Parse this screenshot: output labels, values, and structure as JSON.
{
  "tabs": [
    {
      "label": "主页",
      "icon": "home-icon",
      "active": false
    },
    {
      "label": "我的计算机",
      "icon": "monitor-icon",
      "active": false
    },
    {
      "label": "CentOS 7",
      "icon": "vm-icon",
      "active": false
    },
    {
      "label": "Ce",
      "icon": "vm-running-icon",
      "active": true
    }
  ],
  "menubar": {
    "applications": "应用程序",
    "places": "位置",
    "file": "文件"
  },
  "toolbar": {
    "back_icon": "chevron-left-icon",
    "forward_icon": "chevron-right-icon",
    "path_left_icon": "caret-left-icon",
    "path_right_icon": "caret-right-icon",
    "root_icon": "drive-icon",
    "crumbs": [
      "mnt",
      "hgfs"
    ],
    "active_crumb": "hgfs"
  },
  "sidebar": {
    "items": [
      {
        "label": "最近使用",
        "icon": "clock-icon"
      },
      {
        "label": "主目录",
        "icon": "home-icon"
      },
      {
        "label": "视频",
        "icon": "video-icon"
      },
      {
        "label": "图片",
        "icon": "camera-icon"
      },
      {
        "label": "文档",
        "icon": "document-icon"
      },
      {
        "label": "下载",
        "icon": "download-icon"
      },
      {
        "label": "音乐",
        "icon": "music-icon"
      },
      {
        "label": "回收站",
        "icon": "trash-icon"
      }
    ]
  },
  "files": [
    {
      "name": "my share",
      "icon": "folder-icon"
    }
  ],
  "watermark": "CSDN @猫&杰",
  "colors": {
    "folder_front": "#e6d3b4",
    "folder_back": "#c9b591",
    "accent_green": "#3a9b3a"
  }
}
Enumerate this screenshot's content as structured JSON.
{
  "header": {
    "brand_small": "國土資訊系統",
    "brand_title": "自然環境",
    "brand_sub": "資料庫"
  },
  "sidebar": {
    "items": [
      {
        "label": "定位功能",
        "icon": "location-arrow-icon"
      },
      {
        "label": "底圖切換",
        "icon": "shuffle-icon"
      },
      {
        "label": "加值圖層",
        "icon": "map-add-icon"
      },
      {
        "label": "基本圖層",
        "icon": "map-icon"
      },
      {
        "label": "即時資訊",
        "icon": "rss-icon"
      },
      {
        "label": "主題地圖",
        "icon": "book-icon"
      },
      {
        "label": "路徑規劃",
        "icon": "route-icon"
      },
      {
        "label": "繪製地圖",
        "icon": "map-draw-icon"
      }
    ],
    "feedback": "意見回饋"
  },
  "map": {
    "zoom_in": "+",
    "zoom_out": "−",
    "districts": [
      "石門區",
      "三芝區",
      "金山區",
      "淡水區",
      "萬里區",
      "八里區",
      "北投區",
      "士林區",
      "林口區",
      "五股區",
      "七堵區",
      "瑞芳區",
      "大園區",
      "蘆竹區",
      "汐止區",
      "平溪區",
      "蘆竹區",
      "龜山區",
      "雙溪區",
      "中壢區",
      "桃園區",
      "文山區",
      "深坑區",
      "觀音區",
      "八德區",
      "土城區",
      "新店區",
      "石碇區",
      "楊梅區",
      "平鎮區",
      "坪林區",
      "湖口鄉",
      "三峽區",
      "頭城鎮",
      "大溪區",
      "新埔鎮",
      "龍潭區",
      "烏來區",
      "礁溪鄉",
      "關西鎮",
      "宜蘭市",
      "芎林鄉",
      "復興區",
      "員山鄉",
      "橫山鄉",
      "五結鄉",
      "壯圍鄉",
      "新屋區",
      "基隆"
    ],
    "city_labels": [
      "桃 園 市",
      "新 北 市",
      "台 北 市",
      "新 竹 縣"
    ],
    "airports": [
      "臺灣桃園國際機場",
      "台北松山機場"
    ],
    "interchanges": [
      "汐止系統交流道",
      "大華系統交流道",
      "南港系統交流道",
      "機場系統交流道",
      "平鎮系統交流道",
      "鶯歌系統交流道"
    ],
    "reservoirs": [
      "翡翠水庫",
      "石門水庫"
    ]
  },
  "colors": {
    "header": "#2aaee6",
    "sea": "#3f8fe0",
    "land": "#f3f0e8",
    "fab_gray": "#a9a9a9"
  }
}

· · · · · · ·

▶ [REQUIREMENT]: Transcribe all the entries, keeping each one exactly as it is.

▶ [ANSWER FOR THE TASK]:
Parse this screenshot: output labels, values, and structure as JSON.
{
  "tabs": [
    {
      "label": "主页",
      "icon": "home-icon",
      "active": false
    },
    {
      "label": "我的计算机",
      "icon": "monitor-icon",
      "active": false
    },
    {
      "label": "CentOS 7",
      "icon": "vm-icon",
      "active": false
    },
    {
      "label": "Ce",
      "icon": "vm-running-icon",
      "active": true
    }
  ],
  "menubar": {
    "applications": "应用程序",
    "places": "位置",
    "file": "文件"
  },
  "toolbar": {
    "back_icon": "chevron-left-icon",
    "forward_icon": "chevron-right-icon",
    "path_left_icon": "caret-left-icon",
    "path_right_icon": "caret-right-icon",
    "root_icon": "drive-icon",
    "crumbs": [
      "mnt",
      "hgfs"
    ],
    "active_crumb": "hgfs"
  },
  "sidebar": {
    "items": [
      {
        "label": "最近使用",
        "icon": "clock-icon"
      },
      {
        "label": "主目录",
        "icon": "home-icon"
      },
      {
        "label": "视频",
        "icon": "video-icon"
      },
      {
        "label": "图片",
        "icon": "camera-icon"
      },
      {
        "label": "文档",
        "icon": "document-icon"
      },
      {
        "label": "下载",
        "icon": "download-icon"
      },
      {
        "label": "音乐",
        "icon": "music-icon"
      },
      {
        "label": "回收站",
        "icon": "trash-icon"
      }
    ]
  },
  "files": [
    {
      "name": "my share",
      "icon": "folder-icon"
    }
  ],
  "watermark": "CSDN @猫&杰",
  "colors": {
    "folder_front": "#e6d3b4",
    "folder_back": "#c9b591",
    "accent_green": "#3a9b3a"
  }
}
Enumerate this screenshot's content as structured JSON.
{
  "header": {
    "brand_small": "國土資訊系統",
    "brand_title": "自然環境",
    "brand_sub": "資料庫"
  },
  "sidebar": {
    "items": [
      {
        "label": "定位功能",
        "icon": "location-arrow-icon"
      },
      {
        "label": "底圖切換",
        "icon": "shuffle-icon"
      },
      {
        "label": "加值圖層",
        "icon": "map-add-icon"
      },
      {
        "label": "基本圖層",
        "icon": "map-icon"
      },
      {
        "label": "即時資訊",
        "icon": "rss-icon"
      },
      {
        "label": "主題地圖",
        "icon": "book-icon"
      },
      {
        "label": "路徑規劃",
        "icon": "route-icon"
      },
      {
        "label": "繪製地圖",
        "icon": "map-draw-icon"
      }
    ],
    "feedback": "意見回饋"
  },
  "map": {
    "zoom_in": "+",
    "zoom_out": "−",
    "districts": [
      "石門區",
      "三芝區",
      "金山區",
      "淡水區",
      "萬里區",
      "八里區",
      "北投區",
      "士林區",
      "林口區",
      "五股區",
      "七堵區",
      "瑞芳區",
      "大園區",
      "蘆竹區",
      "汐止區",
      "平溪區",
      "蘆竹區",
      "龜山區",
      "雙溪區",
      "中壢區",
      "桃園區",
      "文山區",
      "深坑區",
      "觀音區",
      "八德區",
      "土城區",
      "新店區",
      "石碇區",
      "楊梅區",
      "平鎮區",
      "坪林區",
      "湖口鄉",
      "三峽區",
      "頭城鎮",
      "大溪區",
      "新埔鎮",
      "龍潭區",
      "烏來區",
      "礁溪鄉",
      "關西鎮",
      "宜蘭市",
      "芎林鄉",
      "復興區",
      "員山鄉",
      "橫山鄉",
      "五結鄉",
      "壯圍鄉",
      "新屋區",
      "基隆"
    ],
    "city_labels": [
      "桃 園 市",
      "新 北 市",
      "台 北 市",
      "新 竹 縣"
    ],
    "airports": [
      "臺灣桃園國際機場",
      "台北松山機場"
    ],
    "interchanges": [
      "汐止系統交流道",
      "大華系統交流道",
      "南港系統交流道",
      "機場系統交流道",
      "平鎮系統交流道",
      "鶯歌系統交流道"
    ],
    "reservoirs": [
      "翡翠水庫",
      "石門水庫"
    ]
  },
  "colors": {
    "header": "#2aaee6",
    "sea": "#3f8fe0",
    "land": "#f3f0e8",
    "fab_gray": "#a9a9a9"
  }
}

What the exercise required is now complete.